Stored data
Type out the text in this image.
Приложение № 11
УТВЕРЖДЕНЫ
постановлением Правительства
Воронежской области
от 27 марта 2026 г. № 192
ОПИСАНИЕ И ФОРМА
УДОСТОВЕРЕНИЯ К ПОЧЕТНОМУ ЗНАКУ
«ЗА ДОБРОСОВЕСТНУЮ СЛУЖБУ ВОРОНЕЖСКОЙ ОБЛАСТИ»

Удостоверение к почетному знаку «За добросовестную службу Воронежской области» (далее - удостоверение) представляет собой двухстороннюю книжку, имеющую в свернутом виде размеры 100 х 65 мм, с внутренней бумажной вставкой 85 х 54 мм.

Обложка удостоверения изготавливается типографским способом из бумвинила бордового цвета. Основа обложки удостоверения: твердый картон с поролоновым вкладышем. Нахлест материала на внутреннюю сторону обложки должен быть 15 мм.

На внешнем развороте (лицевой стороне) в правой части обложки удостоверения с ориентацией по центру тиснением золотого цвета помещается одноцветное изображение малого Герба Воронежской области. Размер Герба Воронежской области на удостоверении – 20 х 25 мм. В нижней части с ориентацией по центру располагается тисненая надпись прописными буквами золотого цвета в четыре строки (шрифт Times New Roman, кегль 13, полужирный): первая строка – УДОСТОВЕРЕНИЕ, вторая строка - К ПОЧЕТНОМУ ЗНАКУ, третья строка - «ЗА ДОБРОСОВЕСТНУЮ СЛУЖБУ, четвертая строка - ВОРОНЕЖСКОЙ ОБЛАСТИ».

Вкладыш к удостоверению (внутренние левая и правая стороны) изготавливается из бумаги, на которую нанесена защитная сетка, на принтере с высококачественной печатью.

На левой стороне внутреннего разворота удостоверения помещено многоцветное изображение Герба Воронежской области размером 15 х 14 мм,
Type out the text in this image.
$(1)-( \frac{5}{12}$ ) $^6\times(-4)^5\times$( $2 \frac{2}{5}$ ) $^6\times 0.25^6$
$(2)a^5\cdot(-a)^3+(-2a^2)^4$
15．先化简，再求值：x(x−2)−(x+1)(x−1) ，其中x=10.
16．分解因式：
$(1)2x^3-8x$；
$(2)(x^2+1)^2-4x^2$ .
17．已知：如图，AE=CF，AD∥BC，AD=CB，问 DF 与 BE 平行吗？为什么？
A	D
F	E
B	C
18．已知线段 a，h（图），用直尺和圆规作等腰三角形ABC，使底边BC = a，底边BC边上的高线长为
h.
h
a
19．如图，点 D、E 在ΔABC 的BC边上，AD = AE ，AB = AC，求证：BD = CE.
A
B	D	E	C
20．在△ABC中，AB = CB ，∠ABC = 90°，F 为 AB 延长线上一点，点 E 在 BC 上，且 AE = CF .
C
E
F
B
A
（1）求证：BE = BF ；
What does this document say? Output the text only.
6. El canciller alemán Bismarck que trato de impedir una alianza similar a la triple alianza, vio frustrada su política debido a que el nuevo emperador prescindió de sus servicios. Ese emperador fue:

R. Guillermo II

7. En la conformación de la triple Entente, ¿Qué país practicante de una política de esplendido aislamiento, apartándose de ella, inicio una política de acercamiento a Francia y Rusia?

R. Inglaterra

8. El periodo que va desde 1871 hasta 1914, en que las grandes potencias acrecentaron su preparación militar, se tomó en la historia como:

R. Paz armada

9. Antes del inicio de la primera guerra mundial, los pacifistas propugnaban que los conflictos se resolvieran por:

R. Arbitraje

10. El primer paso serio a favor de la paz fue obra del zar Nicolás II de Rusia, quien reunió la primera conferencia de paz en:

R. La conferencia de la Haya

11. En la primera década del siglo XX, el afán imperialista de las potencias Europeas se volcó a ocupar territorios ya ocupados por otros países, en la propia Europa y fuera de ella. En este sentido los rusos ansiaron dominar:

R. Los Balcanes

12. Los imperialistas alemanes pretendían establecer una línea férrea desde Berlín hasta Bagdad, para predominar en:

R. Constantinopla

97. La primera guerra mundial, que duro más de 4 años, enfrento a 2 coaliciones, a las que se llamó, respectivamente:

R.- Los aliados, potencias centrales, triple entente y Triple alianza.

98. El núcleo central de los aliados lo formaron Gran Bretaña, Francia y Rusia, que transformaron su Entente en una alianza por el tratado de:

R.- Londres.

Task directions
Take the entries above and transcribe them in full.

Task result
Type out the text in this image.
Приложение № 11
УТВЕРЖДЕНЫ
постановлением Правительства
Воронежской области
от 27 марта 2026 г. № 192
ОПИСАНИЕ И ФОРМА
УДОСТОВЕРЕНИЯ К ПОЧЕТНОМУ ЗНАКУ
«ЗА ДОБРОСОВЕСТНУЮ СЛУЖБУ ВОРОНЕЖСКОЙ ОБЛАСТИ»

Удостоверение к почетному знаку «За добросовестную службу Воронежской области» (далее - удостоверение) представляет собой двухстороннюю книжку, имеющую в свернутом виде размеры 100 х 65 мм, с внутренней бумажной вставкой 85 х 54 мм.

Обложка удостоверения изготавливается типографским способом из бумвинила бордового цвета. Основа обложки удостоверения: твердый картон с поролоновым вкладышем. Нахлест материала на внутреннюю сторону обложки должен быть 15 мм.

На внешнем развороте (лицевой стороне) в правой части обложки удостоверения с ориентацией по центру тиснением золотого цвета помещается одноцветное изображение малого Герба Воронежской области. Размер Герба Воронежской области на удостоверении – 20 х 25 мм. В нижней части с ориентацией по центру располагается тисненая надпись прописными буквами золотого цвета в четыре строки (шрифт Times New Roman, кегль 13, полужирный): первая строка – УДОСТОВЕРЕНИЕ, вторая строка - К ПОЧЕТНОМУ ЗНАКУ, третья строка - «ЗА ДОБРОСОВЕСТНУЮ СЛУЖБУ, четвертая строка - ВОРОНЕЖСКОЙ ОБЛАСТИ».

Вкладыш к удостоверению (внутренние левая и правая стороны) изготавливается из бумаги, на которую нанесена защитная сетка, на принтере с высококачественной печатью.

На левой стороне внутреннего разворота удостоверения помещено многоцветное изображение Герба Воронежской области размером 15 х 14 мм,
Type out the text in this image.
$(1)-( \frac{5}{12}$ ) $^6\times(-4)^5\times$( $2 \frac{2}{5}$ ) $^6\times 0.25^6$
$(2)a^5\cdot(-a)^3+(-2a^2)^4$
15．先化简，再求值：x(x−2)−(x+1)(x−1) ，其中x=10.
16．分解因式：
$(1)2x^3-8x$；
$(2)(x^2+1)^2-4x^2$ .
17．已知：如图，AE=CF，AD∥BC，AD=CB，问 DF 与 BE 平行吗？为什么？
A	D
F	E
B	C
18．已知线段 a，h（图），用直尺和圆规作等腰三角形ABC，使底边BC = a，底边BC边上的高线长为
h.
h
a
19．如图，点 D、E 在ΔABC 的BC边上，AD = AE ，AB = AC，求证：BD = CE.
A
B	D	E	C
20．在△ABC中，AB = CB ，∠ABC = 90°，F 为 AB 延长线上一点，点 E 在 BC 上，且 AE = CF .
C
E
F
B
A
（1）求证：BE = BF ；
What does this document say? Output the text only.
6. El canciller alemán Bismarck que trato de impedir una alianza similar a la triple alianza, vio frustrada su política debido a que el nuevo emperador prescindió de sus servicios. Ese emperador fue:

R. Guillermo II

7. En la conformación de la triple Entente, ¿Qué país practicante de una política de esplendido aislamiento, apartándose de ella, inicio una política de acercamiento a Francia y Rusia?

R. Inglaterra

8. El periodo que va desde 1871 hasta 1914, en que las grandes potencias acrecentaron su preparación militar, se tomó en la historia como:

R. Paz armada

9. Antes del inicio de la primera guerra mundial, los pacifistas propugnaban que los conflictos se resolvieran por:

R. Arbitraje

10. El primer paso serio a favor de la paz fue obra del zar Nicolás II de Rusia, quien reunió la primera conferencia de paz en:

R. La conferencia de la Haya

11. En la primera década del siglo XX, el afán imperialista de las potencias Europeas se volcó a ocupar territorios ya ocupados por otros países, en la propia Europa y fuera de ella. En este sentido los rusos ansiaron dominar:

R. Los Balcanes

12. Los imperialistas alemanes pretendían establecer una línea férrea desde Berlín hasta Bagdad, para predominar en:

R. Constantinopla

97. La primera guerra mundial, que duro más de 4 años, enfrento a 2 coaliciones, a las que se llamó, respectivamente:

R.- Los aliados, potencias centrales, triple entente y Triple alianza.

98. El núcleo central de los aliados lo formaron Gran Bretaña, Francia y Rusia, que transformaron su Entente en una alianza por el tratado de:

R.- Londres.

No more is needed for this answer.